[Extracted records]

______

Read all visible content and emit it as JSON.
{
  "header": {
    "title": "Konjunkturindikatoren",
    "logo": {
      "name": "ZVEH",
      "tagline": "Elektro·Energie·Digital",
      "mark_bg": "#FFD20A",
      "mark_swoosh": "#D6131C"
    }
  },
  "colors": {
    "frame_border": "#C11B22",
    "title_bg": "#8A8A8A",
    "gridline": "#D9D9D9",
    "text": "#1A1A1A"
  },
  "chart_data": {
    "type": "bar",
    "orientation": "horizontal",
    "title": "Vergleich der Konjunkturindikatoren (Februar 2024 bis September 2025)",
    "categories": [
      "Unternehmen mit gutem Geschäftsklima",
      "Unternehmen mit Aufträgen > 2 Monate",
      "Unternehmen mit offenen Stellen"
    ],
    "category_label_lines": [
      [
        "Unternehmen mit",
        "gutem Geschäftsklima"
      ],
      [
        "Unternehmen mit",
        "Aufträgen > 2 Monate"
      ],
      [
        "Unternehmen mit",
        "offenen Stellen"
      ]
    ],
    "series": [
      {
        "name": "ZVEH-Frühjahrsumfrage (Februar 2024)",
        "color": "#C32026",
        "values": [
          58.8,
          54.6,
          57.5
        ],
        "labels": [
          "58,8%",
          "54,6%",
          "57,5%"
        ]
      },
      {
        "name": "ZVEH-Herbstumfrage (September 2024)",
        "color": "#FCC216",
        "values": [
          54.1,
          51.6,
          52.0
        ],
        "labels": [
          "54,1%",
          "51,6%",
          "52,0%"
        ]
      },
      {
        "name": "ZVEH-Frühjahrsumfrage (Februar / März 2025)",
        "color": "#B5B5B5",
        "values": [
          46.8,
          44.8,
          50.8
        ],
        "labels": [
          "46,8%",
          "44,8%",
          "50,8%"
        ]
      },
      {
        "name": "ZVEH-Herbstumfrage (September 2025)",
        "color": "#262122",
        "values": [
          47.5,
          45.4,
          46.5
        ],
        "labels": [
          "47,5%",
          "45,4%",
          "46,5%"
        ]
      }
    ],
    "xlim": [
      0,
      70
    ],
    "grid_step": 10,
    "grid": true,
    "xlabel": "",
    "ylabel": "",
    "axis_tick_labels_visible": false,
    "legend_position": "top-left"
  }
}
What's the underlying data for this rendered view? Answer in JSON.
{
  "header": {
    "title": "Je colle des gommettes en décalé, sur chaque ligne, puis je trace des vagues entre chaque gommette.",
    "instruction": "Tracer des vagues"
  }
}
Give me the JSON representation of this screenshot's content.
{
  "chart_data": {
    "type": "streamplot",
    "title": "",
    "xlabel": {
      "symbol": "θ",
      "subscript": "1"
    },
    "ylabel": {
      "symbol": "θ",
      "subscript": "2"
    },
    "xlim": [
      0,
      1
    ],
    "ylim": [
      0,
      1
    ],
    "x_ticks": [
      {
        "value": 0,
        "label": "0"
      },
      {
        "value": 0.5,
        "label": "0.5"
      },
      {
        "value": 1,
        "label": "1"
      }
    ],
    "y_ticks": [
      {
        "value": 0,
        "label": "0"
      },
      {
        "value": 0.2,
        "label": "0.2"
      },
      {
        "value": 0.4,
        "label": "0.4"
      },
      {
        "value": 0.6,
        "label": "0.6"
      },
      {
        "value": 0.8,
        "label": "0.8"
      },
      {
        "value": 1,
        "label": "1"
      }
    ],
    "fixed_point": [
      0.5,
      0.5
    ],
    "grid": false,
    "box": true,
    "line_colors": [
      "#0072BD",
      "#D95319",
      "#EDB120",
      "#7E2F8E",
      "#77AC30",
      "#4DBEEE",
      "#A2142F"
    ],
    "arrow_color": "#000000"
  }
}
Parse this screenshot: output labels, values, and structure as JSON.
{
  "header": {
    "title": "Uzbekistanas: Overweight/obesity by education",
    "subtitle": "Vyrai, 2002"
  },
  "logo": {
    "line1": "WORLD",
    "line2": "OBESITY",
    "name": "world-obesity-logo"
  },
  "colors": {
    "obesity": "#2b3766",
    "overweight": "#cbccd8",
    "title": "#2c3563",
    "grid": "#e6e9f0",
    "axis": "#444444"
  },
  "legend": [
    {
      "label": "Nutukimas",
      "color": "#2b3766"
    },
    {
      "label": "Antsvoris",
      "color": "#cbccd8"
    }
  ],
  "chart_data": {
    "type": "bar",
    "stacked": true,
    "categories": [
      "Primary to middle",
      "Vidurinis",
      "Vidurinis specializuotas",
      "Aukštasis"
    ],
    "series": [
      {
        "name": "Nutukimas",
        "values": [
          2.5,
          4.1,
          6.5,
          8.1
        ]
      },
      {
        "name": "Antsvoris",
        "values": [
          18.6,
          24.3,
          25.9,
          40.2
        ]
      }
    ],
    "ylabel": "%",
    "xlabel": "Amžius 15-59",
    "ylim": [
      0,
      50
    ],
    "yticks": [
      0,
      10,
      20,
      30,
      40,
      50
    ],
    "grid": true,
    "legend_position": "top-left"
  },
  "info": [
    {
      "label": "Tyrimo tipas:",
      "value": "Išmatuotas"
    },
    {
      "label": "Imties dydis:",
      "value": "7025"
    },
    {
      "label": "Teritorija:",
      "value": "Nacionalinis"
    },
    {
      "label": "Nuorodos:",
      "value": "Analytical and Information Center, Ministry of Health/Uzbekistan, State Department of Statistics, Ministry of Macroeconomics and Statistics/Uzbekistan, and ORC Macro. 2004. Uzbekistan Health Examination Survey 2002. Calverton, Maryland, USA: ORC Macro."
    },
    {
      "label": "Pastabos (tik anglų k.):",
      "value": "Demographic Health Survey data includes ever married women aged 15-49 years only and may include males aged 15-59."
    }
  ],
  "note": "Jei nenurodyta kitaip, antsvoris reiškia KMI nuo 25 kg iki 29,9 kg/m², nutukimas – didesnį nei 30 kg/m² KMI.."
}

______

Every record shown above should be written out again exactly.

(In response):
Read all visible content and emit it as JSON.
{
  "header": {
    "title": "Konjunkturindikatoren",
    "logo": {
      "name": "ZVEH",
      "tagline": "Elektro·Energie·Digital",
      "mark_bg": "#FFD20A",
      "mark_swoosh": "#D6131C"
    }
  },
  "colors": {
    "frame_border": "#C11B22",
    "title_bg": "#8A8A8A",
    "gridline": "#D9D9D9",
    "text": "#1A1A1A"
  },
  "chart_data": {
    "type": "bar",
    "orientation": "horizontal",
    "title": "Vergleich der Konjunkturindikatoren (Februar 2024 bis September 2025)",
    "categories": [
      "Unternehmen mit gutem Geschäftsklima",
      "Unternehmen mit Aufträgen > 2 Monate",
      "Unternehmen mit offenen Stellen"
    ],
    "category_label_lines": [
      [
        "Unternehmen mit",
        "gutem Geschäftsklima"
      ],
      [
        "Unternehmen mit",
        "Aufträgen > 2 Monate"
      ],
      [
        "Unternehmen mit",
        "offenen Stellen"
      ]
    ],
    "series": [
      {
        "name": "ZVEH-Frühjahrsumfrage (Februar 2024)",
        "color": "#C32026",
        "values": [
          58.8,
          54.6,
          57.5
        ],
        "labels": [
          "58,8%",
          "54,6%",
          "57,5%"
        ]
      },
      {
        "name": "ZVEH-Herbstumfrage (September 2024)",
        "color": "#FCC216",
        "values": [
          54.1,
          51.6,
          52.0
        ],
        "labels": [
          "54,1%",
          "51,6%",
          "52,0%"
        ]
      },
      {
        "name": "ZVEH-Frühjahrsumfrage (Februar / März 2025)",
        "color": "#B5B5B5",
        "values": [
          46.8,
          44.8,
          50.8
        ],
        "labels": [
          "46,8%",
          "44,8%",
          "50,8%"
        ]
      },
      {
        "name": "ZVEH-Herbstumfrage (September 2025)",
        "color": "#262122",
        "values": [
          47.5,
          45.4,
          46.5
        ],
        "labels": [
          "47,5%",
          "45,4%",
          "46,5%"
        ]
      }
    ],
    "xlim": [
      0,
      70
    ],
    "grid_step": 10,
    "grid": true,
    "xlabel": "",
    "ylabel": "",
    "axis_tick_labels_visible": false,
    "legend_position": "top-left"
  }
}
What's the underlying data for this rendered view? Answer in JSON.
{
  "header": {
    "title": "Je colle des gommettes en décalé, sur chaque ligne, puis je trace des vagues entre chaque gommette.",
    "instruction": "Tracer des vagues"
  }
}
Give me the JSON representation of this screenshot's content.
{
  "chart_data": {
    "type": "streamplot",
    "title": "",
    "xlabel": {
      "symbol": "θ",
      "subscript": "1"
    },
    "ylabel": {
      "symbol": "θ",
      "subscript": "2"
    },
    "xlim": [
      0,
      1
    ],
    "ylim": [
      0,
      1
    ],
    "x_ticks": [
      {
        "value": 0,
        "label": "0"
      },
      {
        "value": 0.5,
        "label": "0.5"
      },
      {
        "value": 1,
        "label": "1"
      }
    ],
    "y_ticks": [
      {
        "value": 0,
        "label": "0"
      },
      {
        "value": 0.2,
        "label": "0.2"
      },
      {
        "value": 0.4,
        "label": "0.4"
      },
      {
        "value": 0.6,
        "label": "0.6"
      },
      {
        "value": 0.8,
        "label": "0.8"
      },
      {
        "value": 1,
        "label": "1"
      }
    ],
    "fixed_point": [
      0.5,
      0.5
    ],
    "grid": false,
    "box": true,
    "line_colors": [
      "#0072BD",
      "#D95319",
      "#EDB120",
      "#7E2F8E",
      "#77AC30",
      "#4DBEEE",
      "#A2142F"
    ],
    "arrow_color": "#000000"
  }
}
Parse this screenshot: output labels, values, and structure as JSON.
{
  "header": {
    "title": "Uzbekistanas: Overweight/obesity by education",
    "subtitle": "Vyrai, 2002"
  },
  "logo": {
    "line1": "WORLD",
    "line2": "OBESITY",
    "name": "world-obesity-logo"
  },
  "colors": {
    "obesity": "#2b3766",
    "overweight": "#cbccd8",
    "title": "#2c3563",
    "grid": "#e6e9f0",
    "axis": "#444444"
  },
  "legend": [
    {
      "label": "Nutukimas",
      "color": "#2b3766"
    },
    {
      "label": "Antsvoris",
      "color": "#cbccd8"
    }
  ],
  "chart_data": {
    "type": "bar",
    "stacked": true,
    "categories": [
      "Primary to middle",
      "Vidurinis",
      "Vidurinis specializuotas",
      "Aukštasis"
    ],
    "series": [
      {
        "name": "Nutukimas",
        "values": [
          2.5,
          4.1,
          6.5,
          8.1
        ]
      },
      {
        "name": "Antsvoris",
        "values": [
          18.6,
          24.3,
          25.9,
          40.2
        ]
      }
    ],
    "ylabel": "%",
    "xlabel": "Amžius 15-59",
    "ylim": [
      0,
      50
    ],
    "yticks": [
      0,
      10,
      20,
      30,
      40,
      50
    ],
    "grid": true,
    "legend_position": "top-left"
  },
  "info": [
    {
      "label": "Tyrimo tipas:",
      "value": "Išmatuotas"
    },
    {
      "label": "Imties dydis:",
      "value": "7025"
    },
    {
      "label": "Teritorija:",
      "value": "Nacionalinis"
    },
    {
      "label": "Nuorodos:",
      "value": "Analytical and Information Center, Ministry of Health/Uzbekistan, State Department of Statistics, Ministry of Macroeconomics and Statistics/Uzbekistan, and ORC Macro. 2004. Uzbekistan Health Examination Survey 2002. Calverton, Maryland, USA: ORC Macro."
    },
    {
      "label": "Pastabos (tik anglų k.):",
      "value": "Demographic Health Survey data includes ever married women aged 15-49 years only and may include males aged 15-59."
    }
  ],
  "note": "Jei nenurodyta kitaip, antsvoris reiškia KMI nuo 25 kg iki 29,9 kg/m², nutukimas – didesnį nei 30 kg/m² KMI.."
}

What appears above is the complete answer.